Data extracted from a collection:
--- Start ---

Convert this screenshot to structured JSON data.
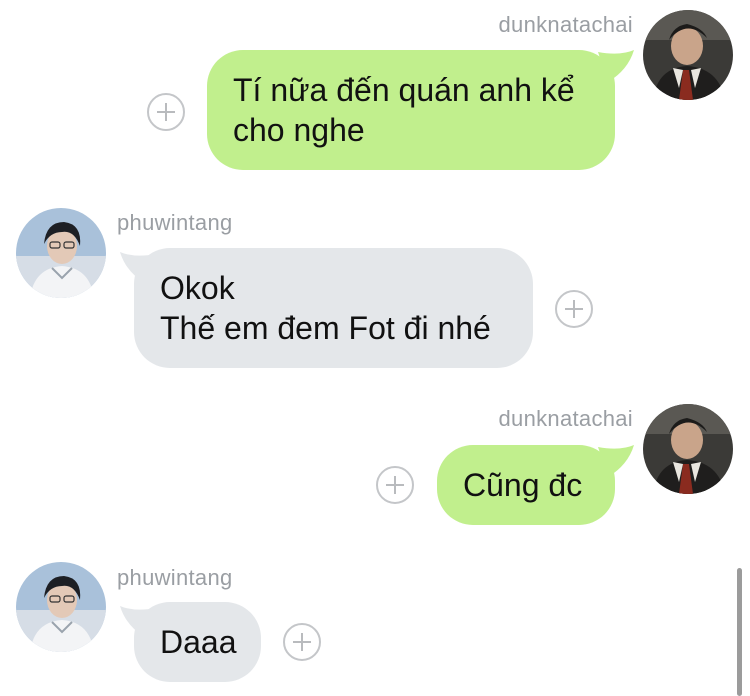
{
  "messages": [
    {
      "direction": "sent",
      "username": "dunknatachai",
      "lines": [
        "Tí nữa đến quán anh kể",
        "cho nghe"
      ]
    },
    {
      "direction": "received",
      "username": "phuwintang",
      "lines": [
        "Okok",
        "Thế em đem Fot đi nhé"
      ]
    },
    {
      "direction": "sent",
      "username": "dunknatachai",
      "lines": [
        "Cũng đc"
      ]
    },
    {
      "direction": "received",
      "username": "phuwintang",
      "lines": [
        "Daaa"
      ]
    }
  ],
  "colors": {
    "sent_bubble": "#c1ef8d",
    "received_bubble": "#e4e7ea",
    "username_text": "#9a9ea3"
  },
  "icons": {
    "add_reaction": "plus-circle-icon"
  }
}
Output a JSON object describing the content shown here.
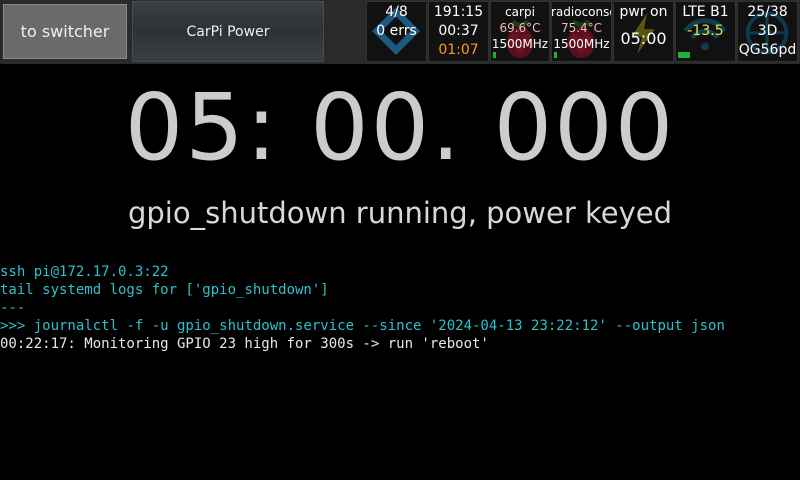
{
  "topbar": {
    "switcher_label": "to switcher",
    "title": "CarPi Power"
  },
  "tiles": {
    "gps_sats": {
      "line1": "4/8",
      "line2": "0 errs",
      "icon": "diamond-icon"
    },
    "time": {
      "line1": "191:15",
      "line2": "00:37",
      "line3": "01:07",
      "line3_color": "#ff9a1a"
    },
    "host1": {
      "name": "carpi",
      "temp": "69.6°C",
      "freq": "1500MHz",
      "icon": "raspberry-icon"
    },
    "host2": {
      "name": "radioconsole",
      "temp": "75.4°C",
      "freq": "1500MHz",
      "icon": "raspberry-icon"
    },
    "power": {
      "line1": "pwr on",
      "line2": "05:00",
      "icon": "lightning-icon"
    },
    "lte": {
      "line1": "LTE B1",
      "line2": "-13.5",
      "line2_color": "#e6e04a",
      "icon": "wifi-signal-icon"
    },
    "gps_fix": {
      "line1": "25/38",
      "line2": "3D",
      "line3": "QG56pd",
      "icon": "globe-icon"
    }
  },
  "main": {
    "timer": "05: 00. 000",
    "status": "gpio_shutdown running, power keyed"
  },
  "log": [
    {
      "text": "ssh pi@172.17.0.3:22",
      "color": "cyan"
    },
    {
      "text": "tail systemd logs for ['gpio_shutdown']",
      "color": "cyan"
    },
    {
      "text": "---",
      "color": "cyan"
    },
    {
      "text": ">>> journalctl -f -u gpio_shutdown.service --since '2024-04-13 23:22:12' --output json",
      "color": "cyan"
    },
    {
      "text": "00:22:17: Monitoring GPIO 23 high for 300s -> run 'reboot'",
      "color": "white"
    }
  ],
  "colors": {
    "background": "#000000",
    "log_cyan": "#2bc3c9",
    "status_green": "#1db33a"
  }
}
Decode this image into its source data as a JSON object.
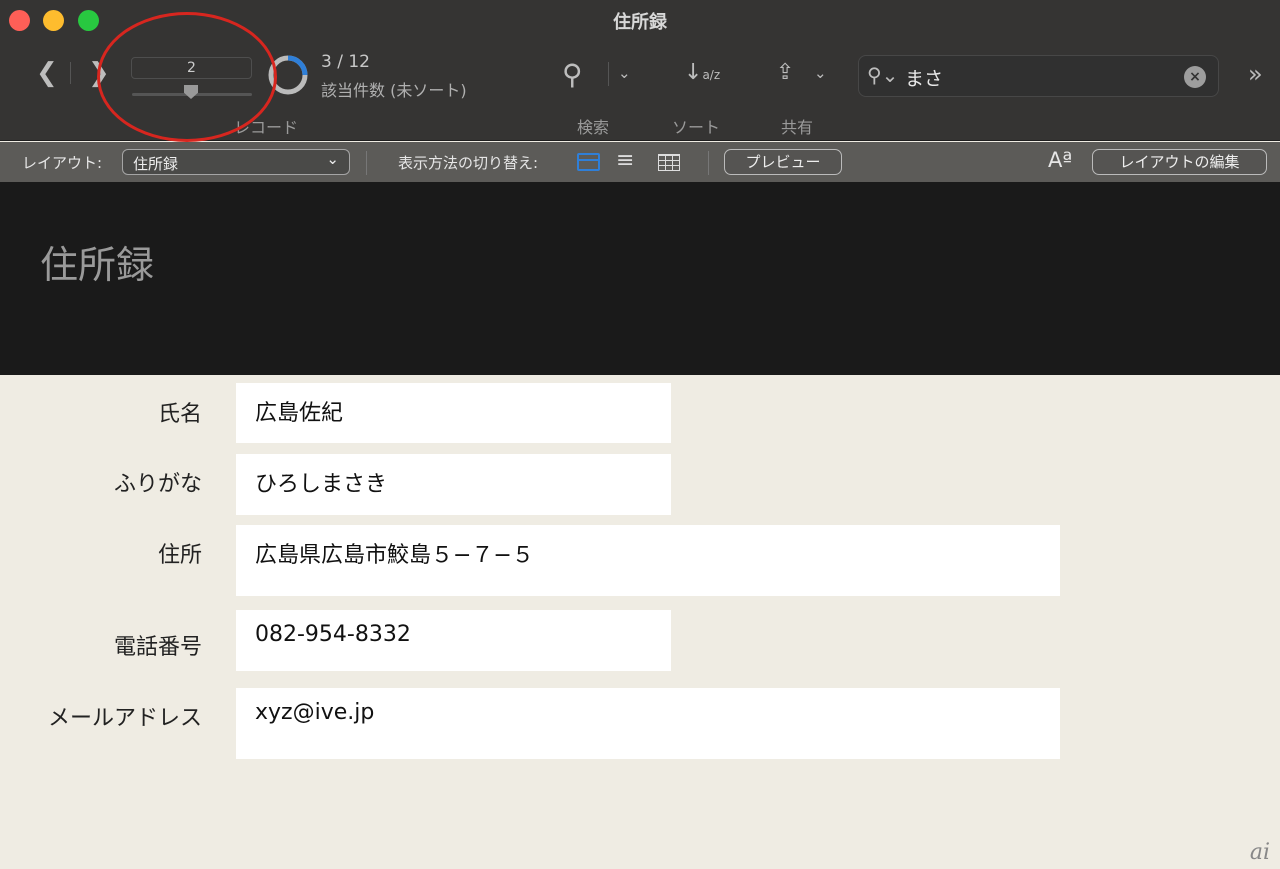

--- End ---

## EXERCISE BRIEF
Quote every record above exactly, leaving out any pictures.

## ANSWER TO THE TASK
Convert this screenshot to structured JSON data.
{
  "messages": [
    {
      "direction": "sent",
      "username": "dunknatachai",
      "lines": [
        "Tí nữa đến quán anh kể",
        "cho nghe"
      ]
    },
    {
      "direction": "received",
      "username": "phuwintang",
      "lines": [
        "Okok",
        "Thế em đem Fot đi nhé"
      ]
    },
    {
      "direction": "sent",
      "username": "dunknatachai",
      "lines": [
        "Cũng đc"
      ]
    },
    {
      "direction": "received",
      "username": "phuwintang",
      "lines": [
        "Daaa"
      ]
    }
  ],
  "colors": {
    "sent_bubble": "#c1ef8d",
    "received_bubble": "#e4e7ea",
    "username_text": "#9a9ea3"
  },
  "icons": {
    "add_reaction": "plus-circle-icon"
  }
}
Output a JSON object describing the content shown here.
{
  "topbar": {
    "switcher_label": "to switcher",
    "title": "CarPi Power"
  },
  "tiles": {
    "gps_sats": {
      "line1": "4/8",
      "line2": "0 errs",
      "icon": "diamond-icon"
    },
    "time": {
      "line1": "191:15",
      "line2": "00:37",
      "line3": "01:07",
      "line3_color": "#ff9a1a"
    },
    "host1": {
      "name": "carpi",
      "temp": "69.6°C",
      "freq": "1500MHz",
      "icon": "raspberry-icon"
    },
    "host2": {
      "name": "radioconsole",
      "temp": "75.4°C",
      "freq": "1500MHz",
      "icon": "raspberry-icon"
    },
    "power": {
      "line1": "pwr on",
      "line2": "05:00",
      "icon": "lightning-icon"
    },
    "lte": {
      "line1": "LTE B1",
      "line2": "-13.5",
      "line2_color": "#e6e04a",
      "icon": "wifi-signal-icon"
    },
    "gps_fix": {
      "line1": "25/38",
      "line2": "3D",
      "line3": "QG56pd",
      "icon": "globe-icon"
    }
  },
  "main": {
    "timer": "05: 00. 000",
    "status": "gpio_shutdown running, power keyed"
  },
  "log": [
    {
      "text": "ssh pi@172.17.0.3:22",
      "color": "cyan"
    },
    {
      "text": "tail systemd logs for ['gpio_shutdown']",
      "color": "cyan"
    },
    {
      "text": "---",
      "color": "cyan"
    },
    {
      "text": ">>> journalctl -f -u gpio_shutdown.service --since '2024-04-13 23:22:12' --output json",
      "color": "cyan"
    },
    {
      "text": "00:22:17: Monitoring GPIO 23 high for 300s -> run 'reboot'",
      "color": "white"
    }
  ],
  "colors": {
    "background": "#000000",
    "log_cyan": "#2bc3c9",
    "status_green": "#1db33a"
  }
}
Decode this image into its source data as a JSON object.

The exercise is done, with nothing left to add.